▶ **抽出テキスト**:
□ □ □ □ □

タナカ ヨシオ   Tanaka Yoshio
  田中 芳夫
   所属   東邦大学  薬学部 薬学科
   職種   教授
論文種別 原著
言語種別 英語
査読の有無 査読あり
表題 The nitric oxide-cGMP pathway does not play an essential role in β-adrenoceptor-mediated smooth muscle direct relaxation in the rat thoracic aorta
掲載誌名 正式名:Toho Journal of Medicine
掲載区分国内
出版社 東邦医学会
巻・号・頁 2(3),pp.95-105
著者・共著者 Shiina S†, Ui R†, Endo T†, Obara K†, Chino D†, Tanaka Y*†
担当区分 最終著者,責任著者
発行年月 2016/09
概要 Background: The smooth muscles of blood vessels express relaxant β-adrenoceptor, which functions as a negative feed-back system against α1-adrenoceptor-mediated contraction. Although β-adrenoceptor-mediated vascular smooth relaxation is generally thought to be triggered through a cAMP-dependent pathway, a recent report has suggested a principal role for the nitric oxide (NO)-cGMP pathway. Thus, in this study, we examined whether the NO-cGMP pathway played an essential role in β-adrenoceptor-mediated smooth muscle direct relaxation in the rat thoracic aorta.

□ □ □ □ □

▶ **課題 1**: 抽出テキストで「著者・共著者」の欄に並んでいる名前を、記号（†や*）を取ってすべて書き出してください。
▶ **課題 2**:
抽出テキストを読んで、次の質問に答えてください。
(a) 田中 芳夫の所属はどこですか。
(b) この論文の出版社はどこですか。
(c) 発行年月はいつですか。

▶ **元データ**:
□ □ □ □ □

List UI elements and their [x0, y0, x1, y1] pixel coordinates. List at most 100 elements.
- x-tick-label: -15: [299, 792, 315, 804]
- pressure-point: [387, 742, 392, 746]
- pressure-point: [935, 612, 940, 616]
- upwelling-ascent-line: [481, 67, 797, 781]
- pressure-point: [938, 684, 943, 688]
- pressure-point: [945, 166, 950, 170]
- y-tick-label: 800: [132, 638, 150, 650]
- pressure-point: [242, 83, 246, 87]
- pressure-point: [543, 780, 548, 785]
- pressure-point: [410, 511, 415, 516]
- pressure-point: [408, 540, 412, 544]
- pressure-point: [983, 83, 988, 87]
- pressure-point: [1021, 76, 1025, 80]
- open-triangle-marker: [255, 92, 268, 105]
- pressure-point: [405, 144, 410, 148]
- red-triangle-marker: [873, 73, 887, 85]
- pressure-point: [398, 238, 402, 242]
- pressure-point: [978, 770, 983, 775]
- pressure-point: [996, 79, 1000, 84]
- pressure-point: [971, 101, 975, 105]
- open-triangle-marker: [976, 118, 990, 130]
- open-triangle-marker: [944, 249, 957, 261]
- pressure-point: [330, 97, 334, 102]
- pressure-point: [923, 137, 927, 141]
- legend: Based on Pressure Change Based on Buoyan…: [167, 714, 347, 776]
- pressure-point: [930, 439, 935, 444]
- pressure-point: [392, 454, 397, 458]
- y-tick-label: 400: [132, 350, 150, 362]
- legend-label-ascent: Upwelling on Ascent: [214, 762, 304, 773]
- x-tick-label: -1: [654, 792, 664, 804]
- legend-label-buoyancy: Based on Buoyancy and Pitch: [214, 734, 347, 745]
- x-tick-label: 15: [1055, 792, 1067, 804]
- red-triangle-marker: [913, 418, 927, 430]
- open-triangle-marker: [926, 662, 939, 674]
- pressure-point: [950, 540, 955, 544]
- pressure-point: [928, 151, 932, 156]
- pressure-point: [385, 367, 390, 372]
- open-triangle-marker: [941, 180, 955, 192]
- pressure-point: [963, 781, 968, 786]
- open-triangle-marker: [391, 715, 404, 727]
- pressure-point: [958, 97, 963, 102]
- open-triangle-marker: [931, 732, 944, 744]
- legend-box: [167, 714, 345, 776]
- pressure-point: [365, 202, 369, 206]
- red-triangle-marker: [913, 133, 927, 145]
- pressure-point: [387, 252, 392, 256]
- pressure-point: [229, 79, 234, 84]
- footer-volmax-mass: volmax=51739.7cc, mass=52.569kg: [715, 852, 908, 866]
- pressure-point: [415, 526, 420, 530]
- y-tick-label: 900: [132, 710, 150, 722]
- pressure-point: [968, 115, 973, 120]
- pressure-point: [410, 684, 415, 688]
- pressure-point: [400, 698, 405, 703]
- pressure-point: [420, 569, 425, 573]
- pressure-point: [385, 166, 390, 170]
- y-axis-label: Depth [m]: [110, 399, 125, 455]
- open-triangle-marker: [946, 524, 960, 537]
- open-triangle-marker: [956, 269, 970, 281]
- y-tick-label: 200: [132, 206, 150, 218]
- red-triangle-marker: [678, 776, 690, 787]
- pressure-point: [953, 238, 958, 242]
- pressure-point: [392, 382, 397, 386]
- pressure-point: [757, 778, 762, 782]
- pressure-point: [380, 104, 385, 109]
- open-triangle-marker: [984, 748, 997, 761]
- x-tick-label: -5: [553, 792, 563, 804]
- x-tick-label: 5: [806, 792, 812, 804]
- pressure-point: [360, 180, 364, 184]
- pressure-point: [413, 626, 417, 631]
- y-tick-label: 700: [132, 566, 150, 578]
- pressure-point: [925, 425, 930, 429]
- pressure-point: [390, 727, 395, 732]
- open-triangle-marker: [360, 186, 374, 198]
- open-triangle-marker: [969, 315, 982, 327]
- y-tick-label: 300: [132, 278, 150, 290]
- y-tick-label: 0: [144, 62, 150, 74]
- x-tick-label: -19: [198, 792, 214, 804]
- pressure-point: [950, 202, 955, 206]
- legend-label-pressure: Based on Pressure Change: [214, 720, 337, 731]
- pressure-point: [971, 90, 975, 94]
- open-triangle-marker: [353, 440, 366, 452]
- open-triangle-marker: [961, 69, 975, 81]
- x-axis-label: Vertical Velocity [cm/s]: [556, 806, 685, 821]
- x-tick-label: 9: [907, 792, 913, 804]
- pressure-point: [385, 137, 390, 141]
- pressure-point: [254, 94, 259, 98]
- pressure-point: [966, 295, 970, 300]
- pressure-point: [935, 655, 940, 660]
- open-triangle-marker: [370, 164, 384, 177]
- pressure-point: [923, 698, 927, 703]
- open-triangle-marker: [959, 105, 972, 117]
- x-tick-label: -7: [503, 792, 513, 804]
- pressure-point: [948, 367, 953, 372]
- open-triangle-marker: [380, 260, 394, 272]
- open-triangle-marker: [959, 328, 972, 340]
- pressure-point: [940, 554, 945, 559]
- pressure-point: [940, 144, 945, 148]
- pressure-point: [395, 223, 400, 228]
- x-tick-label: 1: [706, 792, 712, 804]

□ □ □ □ □

▶ **回答 1**:
Shiina S
Ui R
Endo T
Obara K
Chino D
Tanaka Y

▶ **回答 2**:
(a) 東邦大学 薬学部 薬学科
(b) 東邦医学会
(c) 2016年9月